::: DATA FOR THE TASK

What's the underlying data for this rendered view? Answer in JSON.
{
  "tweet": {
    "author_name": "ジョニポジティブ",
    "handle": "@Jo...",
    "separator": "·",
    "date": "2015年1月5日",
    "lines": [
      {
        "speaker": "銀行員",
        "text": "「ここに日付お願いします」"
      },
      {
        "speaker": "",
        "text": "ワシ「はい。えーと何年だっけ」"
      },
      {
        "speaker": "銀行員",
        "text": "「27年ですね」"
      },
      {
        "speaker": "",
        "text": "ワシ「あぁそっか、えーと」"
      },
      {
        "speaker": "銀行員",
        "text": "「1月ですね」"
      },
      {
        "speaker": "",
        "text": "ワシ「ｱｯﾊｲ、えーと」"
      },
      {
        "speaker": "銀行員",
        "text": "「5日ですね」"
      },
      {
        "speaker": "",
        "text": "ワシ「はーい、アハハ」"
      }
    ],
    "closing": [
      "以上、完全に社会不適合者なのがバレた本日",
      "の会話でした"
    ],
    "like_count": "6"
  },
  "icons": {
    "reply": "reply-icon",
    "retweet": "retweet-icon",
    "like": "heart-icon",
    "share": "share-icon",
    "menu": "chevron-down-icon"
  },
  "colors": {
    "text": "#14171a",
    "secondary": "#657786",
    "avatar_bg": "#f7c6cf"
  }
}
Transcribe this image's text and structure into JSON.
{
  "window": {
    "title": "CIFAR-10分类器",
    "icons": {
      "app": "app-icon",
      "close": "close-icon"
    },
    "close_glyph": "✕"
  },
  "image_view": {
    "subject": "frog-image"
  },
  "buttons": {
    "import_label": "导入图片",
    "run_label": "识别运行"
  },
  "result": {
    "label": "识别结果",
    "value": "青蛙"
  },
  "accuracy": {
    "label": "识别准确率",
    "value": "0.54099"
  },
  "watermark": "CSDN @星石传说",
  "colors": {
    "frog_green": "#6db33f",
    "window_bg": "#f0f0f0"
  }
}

::::::

◆ JOB: From the listing above, copy every line that includes the word "text".

◆ RESULT OF THIS EXERCISE:
        "text": "「ここに日付お願いします」"
        "text": "ワシ「はい。えーと何年だっけ」"
        "text": "「27年ですね」"
        "text": "ワシ「あぁそっか、えーと」"
        "text": "「1月ですね」"
        "text": "ワシ「ｱｯﾊｲ、えーと」"
        "text": "「5日ですね」"
        "text": "ワシ「はーい、アハハ」"
    "text": "#14171a",
Transcribe this image's text and structure into JSON.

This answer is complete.